- [Written problem]
Locate the line that contains "What data populates". Copy it and every following line through the end of the records, exactly, and include nothing else.
________________________________________
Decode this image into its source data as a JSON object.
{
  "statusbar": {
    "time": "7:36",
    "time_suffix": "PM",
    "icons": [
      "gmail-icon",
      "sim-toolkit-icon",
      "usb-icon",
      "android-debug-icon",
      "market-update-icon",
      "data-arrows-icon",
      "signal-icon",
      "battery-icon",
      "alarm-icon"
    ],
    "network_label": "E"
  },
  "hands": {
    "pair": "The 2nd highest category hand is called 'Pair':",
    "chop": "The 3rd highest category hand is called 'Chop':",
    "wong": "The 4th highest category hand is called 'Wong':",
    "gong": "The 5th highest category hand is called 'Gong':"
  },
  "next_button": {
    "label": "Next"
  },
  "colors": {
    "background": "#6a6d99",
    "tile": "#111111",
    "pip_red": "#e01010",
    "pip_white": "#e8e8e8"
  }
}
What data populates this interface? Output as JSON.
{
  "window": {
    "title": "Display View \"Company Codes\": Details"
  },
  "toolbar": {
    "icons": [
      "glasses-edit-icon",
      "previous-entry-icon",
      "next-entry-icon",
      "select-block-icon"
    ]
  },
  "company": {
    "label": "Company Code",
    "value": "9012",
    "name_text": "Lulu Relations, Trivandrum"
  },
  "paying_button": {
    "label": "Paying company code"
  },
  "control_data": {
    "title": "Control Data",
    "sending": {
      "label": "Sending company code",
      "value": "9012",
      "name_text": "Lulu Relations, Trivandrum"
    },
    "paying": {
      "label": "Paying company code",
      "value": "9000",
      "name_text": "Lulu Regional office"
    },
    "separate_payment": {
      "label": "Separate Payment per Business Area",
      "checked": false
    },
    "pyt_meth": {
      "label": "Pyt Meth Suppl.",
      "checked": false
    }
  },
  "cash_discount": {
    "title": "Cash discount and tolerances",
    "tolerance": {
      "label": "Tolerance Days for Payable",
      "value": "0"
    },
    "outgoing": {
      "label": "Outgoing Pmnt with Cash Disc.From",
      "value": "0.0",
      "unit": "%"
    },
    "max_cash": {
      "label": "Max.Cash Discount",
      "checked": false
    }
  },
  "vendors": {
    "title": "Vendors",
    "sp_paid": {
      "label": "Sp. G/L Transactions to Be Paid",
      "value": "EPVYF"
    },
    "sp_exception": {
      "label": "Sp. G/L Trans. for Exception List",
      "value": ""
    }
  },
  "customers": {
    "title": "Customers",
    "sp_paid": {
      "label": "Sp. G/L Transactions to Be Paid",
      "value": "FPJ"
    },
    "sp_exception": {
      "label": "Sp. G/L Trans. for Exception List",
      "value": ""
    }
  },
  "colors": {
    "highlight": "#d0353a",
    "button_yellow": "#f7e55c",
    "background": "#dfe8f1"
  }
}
________________________________________
- [Written answer]
What data populates this interface? Output as JSON.
{
  "window": {
    "title": "Display View \"Company Codes\": Details"
  },
  "toolbar": {
    "icons": [
      "glasses-edit-icon",
      "previous-entry-icon",
      "next-entry-icon",
      "select-block-icon"
    ]
  },
  "company": {
    "label": "Company Code",
    "value": "9012",
    "name_text": "Lulu Relations, Trivandrum"
  },
  "paying_button": {
    "label": "Paying company code"
  },
  "control_data": {
    "title": "Control Data",
    "sending": {
      "label": "Sending company code",
      "value": "9012",
      "name_text": "Lulu Relations, Trivandrum"
    },
    "paying": {
      "label": "Paying company code",
      "value": "9000",
      "name_text": "Lulu Regional office"
    },
    "separate_payment": {
      "label": "Separate Payment per Business Area",
      "checked": false
    },
    "pyt_meth": {
      "label": "Pyt Meth Suppl.",
      "checked": false
    }
  },
  "cash_discount": {
    "title": "Cash discount and tolerances",
    "tolerance": {
      "label": "Tolerance Days for Payable",
      "value": "0"
    },
    "outgoing": {
      "label": "Outgoing Pmnt with Cash Disc.From",
      "value": "0.0",
      "unit": "%"
    },
    "max_cash": {
      "label": "Max.Cash Discount",
      "checked": false
    }
  },
  "vendors": {
    "title": "Vendors",
    "sp_paid": {
      "label": "Sp. G/L Transactions to Be Paid",
      "value": "EPVYF"
    },
    "sp_exception": {
      "label": "Sp. G/L Trans. for Exception List",
      "value": ""
    }
  },
  "customers": {
    "title": "Customers",
    "sp_paid": {
      "label": "Sp. G/L Transactions to Be Paid",
      "value": "FPJ"
    },
    "sp_exception": {
      "label": "Sp. G/L Trans. for Exception List",
      "value": ""
    }
  },
  "colors": {
    "highlight": "#d0353a",
    "button_yellow": "#f7e55c",
    "background": "#dfe8f1"
  }
}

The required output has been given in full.